| Prompt |
Drop the pictures from the entries below, then reproduce the rest exactly.

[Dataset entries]

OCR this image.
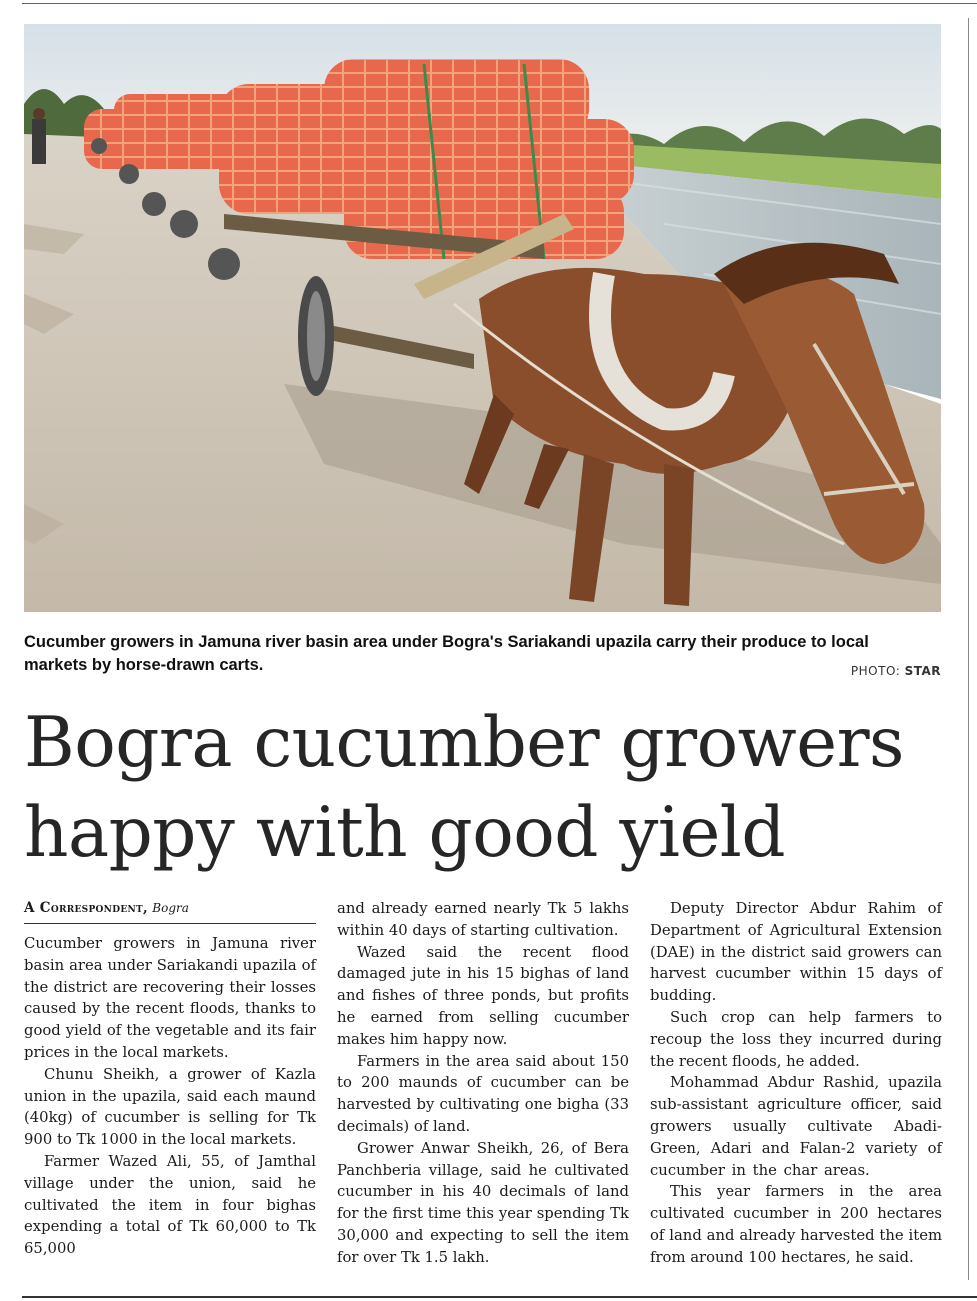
Cucumber growers in Jamuna river basin area under Bogra's Sariakandi upazila carry their produce to local markets by horse-drawn carts.	PHOTO: STAR
Bogra cucumber growers
happy with good yield
A Correspondent, Bogra

Cucumber growers in Jamuna river basin area under Sariakandi upazila of the district are recovering their losses caused by the recent floods, thanks to good yield of the vegetable and its fair prices in the local markets.

Chunu Sheikh, a grower of Kazla union in the upazila, said each maund (40kg) of cucumber is selling for Tk 900 to Tk 1000 in the local markets.

Farmer Wazed Ali, 55, of Jamthal village under the union, said he cultivated the item in four bighas expending a total of Tk 60,000 to Tk 65,000

and already earned nearly Tk 5 lakhs within 40 days of starting cultivation.

Wazed said the recent flood damaged jute in his 15 bighas of land and fishes of three ponds, but profits he earned from selling cucumber makes him happy now.

Farmers in the area said about 150 to 200 maunds of cucumber can be harvested by cultivating one bigha (33 decimals) of land.

Grower Anwar Sheikh, 26, of Bera Panchberia village, said he cultivated cucumber in his 40 decimals of land for the first time this year spending Tk 30,000 and expecting to sell the item for over Tk 1.5 lakh.

Deputy Director Abdur Rahim of Department of Agricultural Extension (DAE) in the district said growers can harvest cucumber within 15 days of budding.

Such crop can help farmers to recoup the loss they incurred during the recent floods, he added.

Mohammad Abdur Rashid, upazila sub-assistant agriculture officer, said growers usually cultivate Abadi-Green, Adari and Falan-2 variety of cucumber in the char areas.

This year farmers in the area cultivated cucumber in 200 hectares of land and already harvested the item from around 100 hectares, he said.
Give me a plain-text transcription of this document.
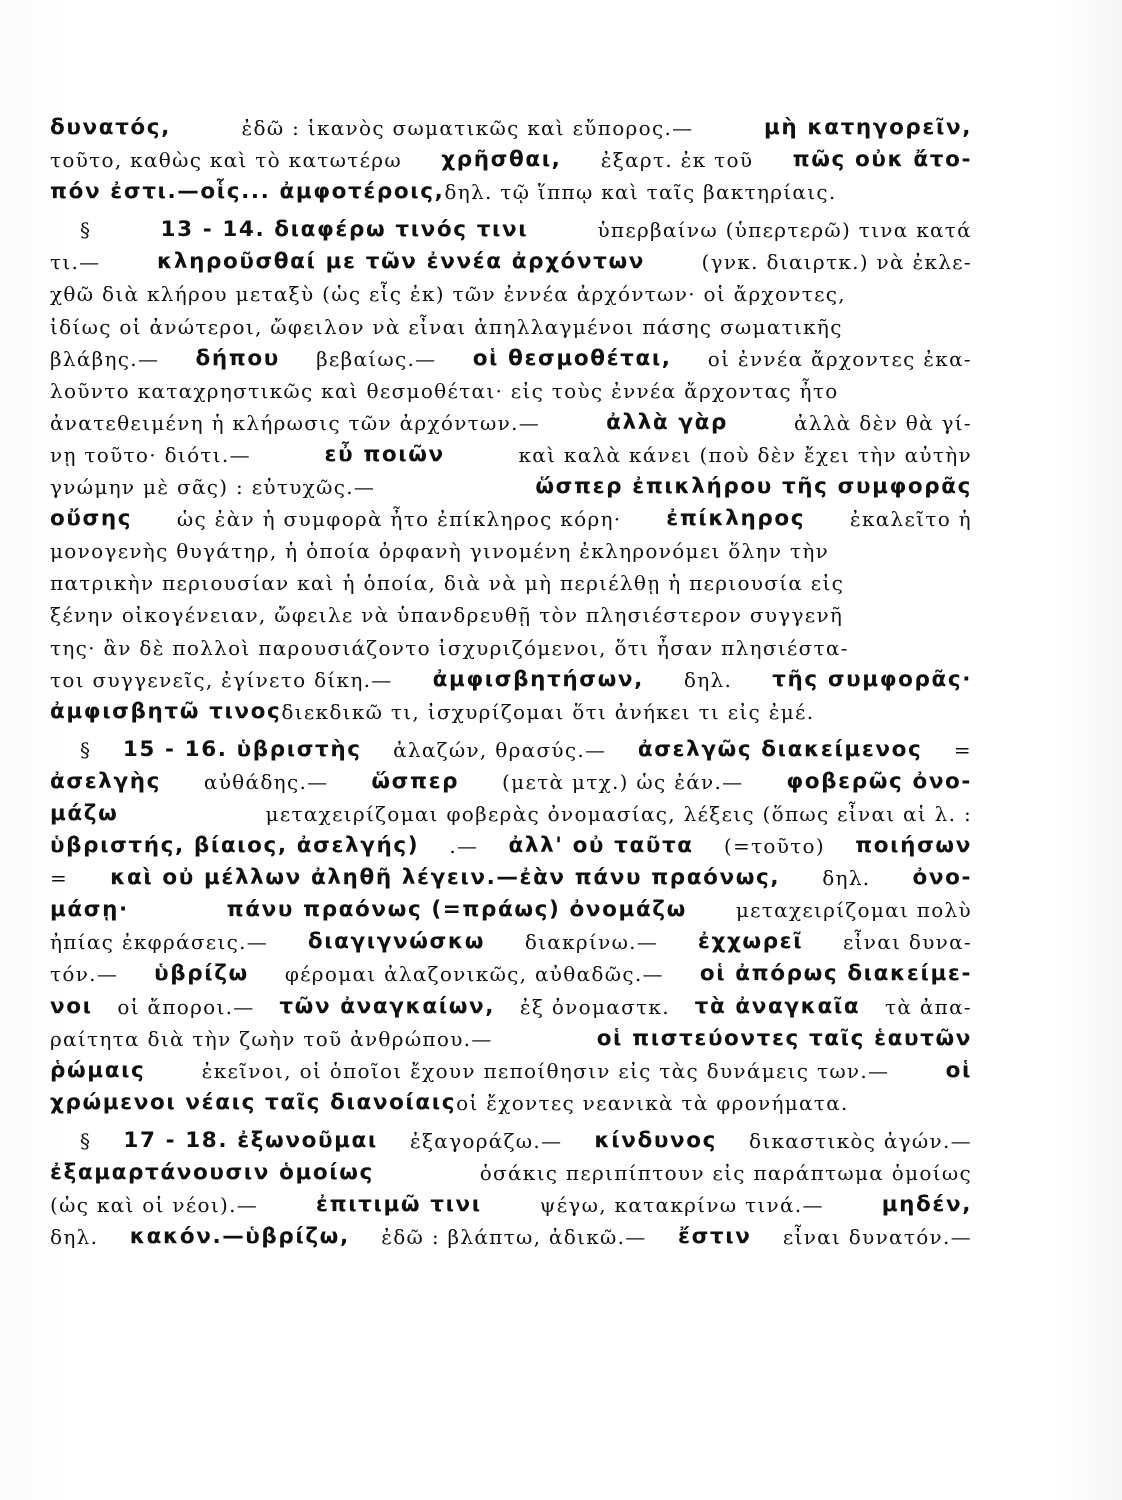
δυνατός,	ἐδῶ : ἱκανὸς σωματικῶς καὶ εὔπορος.—	μὴ κατηγορεῖν,
τοῦτο, καθὼς καὶ τὸ κατωτέρω χρῆσθαι, ἐξαρτ. ἐκ τοῦ πῶς οὐκ ἄτο-
πόν ἐστι.—οἷς... ἀμφοτέροις, δηλ. τῷ ἵππῳ καὶ ταῖς βακτηρίαις.
§	13 - 14. διαφέρω τινός τινι	ὑπερβαίνω (ὑπερτερῶ) τινα κατά
τι.—	κληροῦσθαί με τῶν ἐννέα ἀρχόντων	(γνκ. διαιρτκ.) νὰ ἐκλε-
χθῶ διὰ κλήρου μεταξὺ (ὡς εἷς ἐκ) τῶν ἐννέα ἀρχόντων· οἱ ἄρχοντες,
ἰδίως οἱ ἀνώτεροι, ὤφειλον νὰ εἶναι ἀπηλλαγμένοι πάσης σωματικῆς
βλάβης.— δήπου βεβαίως.— οἱ θεσμοθέται, οἱ ἐννέα ἄρχοντες ἐκα-
λοῦντο καταχρηστικῶς καὶ θεσμοθέται· εἰς τοὺς ἐννέα ἄρχοντας ἦτο
ἀνατεθειμένη ἡ κλήρωσις τῶν ἀρχόντων.—	ἀλλὰ γὰρ	ἀλλὰ δὲν θὰ γί-
νῃ τοῦτο· διότι.—	εὖ ποιῶν	καὶ καλὰ κάνει (ποὺ δὲν ἔχει τὴν αὐτὴν
γνώμην μὲ σᾶς) : εὐτυχῶς.—	ὥσπερ ἐπικλήρου τῆς συμφορᾶς
οὔσης ὡς ἐὰν ἡ συμφορὰ ἦτο ἐπίκληρος κόρη· ἐπίκληρος ἐκαλεῖτο ἡ
μονογενὴς θυγάτηρ, ἡ ὁποία ὀρφανὴ γινομένη ἐκληρονόμει ὅλην τὴν
πατρικὴν περιουσίαν καὶ ἡ ὁποία, διὰ νὰ μὴ περιέλθῃ ἡ περιουσία εἰς
ξένην οἰκογένειαν, ὤφειλε νὰ ὑπανδρευθῇ τὸν πλησιέστερον συγγενῆ
της· ἂν δὲ πολλοὶ παρουσιάζοντο ἰσχυριζόμενοι, ὅτι ἦσαν πλησιέστα-
τοι συγγενεῖς, ἐγίνετο δίκη.— ἀμφισβητήσων, δηλ. τῆς συμφορᾶς·
ἀμφισβητῶ τινος διεκδικῶ τι, ἰσχυρίζομαι ὅτι ἀνήκει τι εἰς ἐμέ.
§ 15 - 16. ὑβριστὴς ἀλαζών, θρασύς.— ἀσελγῶς διακείμενος =
ἀσελγὴς αὐθάδης.— ὥσπερ (μετὰ μτχ.) ὡς ἐάν.— φοβερῶς ὀνο-
μάζω	μεταχειρίζομαι φοβερὰς ὀνομασίας, λέξεις (ὅπως εἶναι αἱ λ. :
ὑβριστής, βίαιος, ἀσελγής) .— ἀλλ' οὐ ταῦτα (=τοῦτο) ποιήσων
= καὶ οὐ μέλλων ἀληθῆ λέγειν.—ἐὰν πάνυ πραόνως, δηλ. ὀνο-
μάσῃ·	πάνυ πραόνως (=πράως) ὀνομάζω μεταχειρίζομαι πολὺ
ἠπίας ἐκφράσεις.— διαγιγνώσκω διακρίνω.— ἐχχωρεῖ εἶναι δυνα-
τόν.— ὑβρίζω φέρομαι ἀλαζονικῶς, αὐθαδῶς.— οἱ ἀπόρως διακείμε-
νοι οἱ ἄποροι.— τῶν ἀναγκαίων, ἐξ ὀνομαστκ. τὰ ἀναγκαῖα τὰ ἀπα-
ραίτητα διὰ τὴν ζωὴν τοῦ ἀνθρώπου.—	οἱ πιστεύοντες ταῖς ἑαυτῶν
ῥώμαις	ἐκεῖνοι, οἱ ὁποῖοι ἔχουν πεποίθησιν εἰς τὰς δυνάμεις των.—	οἱ
χρώμενοι νέαις ταῖς διανοίαις οἱ ἔχοντες νεανικὰ τὰ φρονήματα.
§ 17 - 18. ἐξωνοῦμαι ἐξαγοράζω.— κίνδυνος δικαστικὸς ἀγών.—
ἐξαμαρτάνουσιν ὁμοίως	ὁσάκις περιπίπτουν εἰς παράπτωμα ὁμοίως
(ὡς καὶ οἱ νέοι).—	ἐπιτιμῶ τινι	ψέγω, κατακρίνω τινά.—	μηδέν,
δηλ. κακόν.—ὑβρίζω, ἐδῶ : βλάπτω, ἀδικῶ.— ἔστιν εἶναι δυνατόν.—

| Task result |
OCR this image.
Cucumber growers in Jamuna river basin area under Bogra's Sariakandi upazila carry their produce to local markets by horse-drawn carts.	PHOTO: STAR
Bogra cucumber growers
happy with good yield
A Correspondent, Bogra

Cucumber growers in Jamuna river basin area under Sariakandi upazila of the district are recovering their losses caused by the recent floods, thanks to good yield of the vegetable and its fair prices in the local markets.

Chunu Sheikh, a grower of Kazla union in the upazila, said each maund (40kg) of cucumber is selling for Tk 900 to Tk 1000 in the local markets.

Farmer Wazed Ali, 55, of Jamthal village under the union, said he cultivated the item in four bighas expending a total of Tk 60,000 to Tk 65,000

and already earned nearly Tk 5 lakhs within 40 days of starting cultivation.

Wazed said the recent flood damaged jute in his 15 bighas of land and fishes of three ponds, but profits he earned from selling cucumber makes him happy now.

Farmers in the area said about 150 to 200 maunds of cucumber can be harvested by cultivating one bigha (33 decimals) of land.

Grower Anwar Sheikh, 26, of Bera Panchberia village, said he cultivated cucumber in his 40 decimals of land for the first time this year spending Tk 30,000 and expecting to sell the item for over Tk 1.5 lakh.

Deputy Director Abdur Rahim of Department of Agricultural Extension (DAE) in the district said growers can harvest cucumber within 15 days of budding.

Such crop can help farmers to recoup the loss they incurred during the recent floods, he added.

Mohammad Abdur Rashid, upazila sub-assistant agriculture officer, said growers usually cultivate Abadi-Green, Adari and Falan-2 variety of cucumber in the char areas.

This year farmers in the area cultivated cucumber in 200 hectares of land and already harvested the item from around 100 hectares, he said.
Give me a plain-text transcription of this document.
δυνατός,	ἐδῶ : ἱκανὸς σωματικῶς καὶ εὔπορος.—	μὴ κατηγορεῖν,
τοῦτο, καθὼς καὶ τὸ κατωτέρω χρῆσθαι, ἐξαρτ. ἐκ τοῦ πῶς οὐκ ἄτο-
πόν ἐστι.—οἷς... ἀμφοτέροις, δηλ. τῷ ἵππῳ καὶ ταῖς βακτηρίαις.
§	13 - 14. διαφέρω τινός τινι	ὑπερβαίνω (ὑπερτερῶ) τινα κατά
τι.—	κληροῦσθαί με τῶν ἐννέα ἀρχόντων	(γνκ. διαιρτκ.) νὰ ἐκλε-
χθῶ διὰ κλήρου μεταξὺ (ὡς εἷς ἐκ) τῶν ἐννέα ἀρχόντων· οἱ ἄρχοντες,
ἰδίως οἱ ἀνώτεροι, ὤφειλον νὰ εἶναι ἀπηλλαγμένοι πάσης σωματικῆς
βλάβης.— δήπου βεβαίως.— οἱ θεσμοθέται, οἱ ἐννέα ἄρχοντες ἐκα-
λοῦντο καταχρηστικῶς καὶ θεσμοθέται· εἰς τοὺς ἐννέα ἄρχοντας ἦτο
ἀνατεθειμένη ἡ κλήρωσις τῶν ἀρχόντων.—	ἀλλὰ γὰρ	ἀλλὰ δὲν θὰ γί-
νῃ τοῦτο· διότι.—	εὖ ποιῶν	καὶ καλὰ κάνει (ποὺ δὲν ἔχει τὴν αὐτὴν
γνώμην μὲ σᾶς) : εὐτυχῶς.—	ὥσπερ ἐπικλήρου τῆς συμφορᾶς
οὔσης ὡς ἐὰν ἡ συμφορὰ ἦτο ἐπίκληρος κόρη· ἐπίκληρος ἐκαλεῖτο ἡ
μονογενὴς θυγάτηρ, ἡ ὁποία ὀρφανὴ γινομένη ἐκληρονόμει ὅλην τὴν
πατρικὴν περιουσίαν καὶ ἡ ὁποία, διὰ νὰ μὴ περιέλθῃ ἡ περιουσία εἰς
ξένην οἰκογένειαν, ὤφειλε νὰ ὑπανδρευθῇ τὸν πλησιέστερον συγγενῆ
της· ἂν δὲ πολλοὶ παρουσιάζοντο ἰσχυριζόμενοι, ὅτι ἦσαν πλησιέστα-
τοι συγγενεῖς, ἐγίνετο δίκη.— ἀμφισβητήσων, δηλ. τῆς συμφορᾶς·
ἀμφισβητῶ τινος διεκδικῶ τι, ἰσχυρίζομαι ὅτι ἀνήκει τι εἰς ἐμέ.
§ 15 - 16. ὑβριστὴς ἀλαζών, θρασύς.— ἀσελγῶς διακείμενος =
ἀσελγὴς αὐθάδης.— ὥσπερ (μετὰ μτχ.) ὡς ἐάν.— φοβερῶς ὀνο-
μάζω	μεταχειρίζομαι φοβερὰς ὀνομασίας, λέξεις (ὅπως εἶναι αἱ λ. :
ὑβριστής, βίαιος, ἀσελγής) .— ἀλλ' οὐ ταῦτα (=τοῦτο) ποιήσων
= καὶ οὐ μέλλων ἀληθῆ λέγειν.—ἐὰν πάνυ πραόνως, δηλ. ὀνο-
μάσῃ·	πάνυ πραόνως (=πράως) ὀνομάζω μεταχειρίζομαι πολὺ
ἠπίας ἐκφράσεις.— διαγιγνώσκω διακρίνω.— ἐχχωρεῖ εἶναι δυνα-
τόν.— ὑβρίζω φέρομαι ἀλαζονικῶς, αὐθαδῶς.— οἱ ἀπόρως διακείμε-
νοι οἱ ἄποροι.— τῶν ἀναγκαίων, ἐξ ὀνομαστκ. τὰ ἀναγκαῖα τὰ ἀπα-
ραίτητα διὰ τὴν ζωὴν τοῦ ἀνθρώπου.—	οἱ πιστεύοντες ταῖς ἑαυτῶν
ῥώμαις	ἐκεῖνοι, οἱ ὁποῖοι ἔχουν πεποίθησιν εἰς τὰς δυνάμεις των.—	οἱ
χρώμενοι νέαις ταῖς διανοίαις οἱ ἔχοντες νεανικὰ τὰ φρονήματα.
§ 17 - 18. ἐξωνοῦμαι ἐξαγοράζω.— κίνδυνος δικαστικὸς ἀγών.—
ἐξαμαρτάνουσιν ὁμοίως	ὁσάκις περιπίπτουν εἰς παράπτωμα ὁμοίως
(ὡς καὶ οἱ νέοι).—	ἐπιτιμῶ τινι	ψέγω, κατακρίνω τινά.—	μηδέν,
δηλ. κακόν.—ὑβρίζω, ἐδῶ : βλάπτω, ἀδικῶ.— ἔστιν εἶναι δυνατόν.—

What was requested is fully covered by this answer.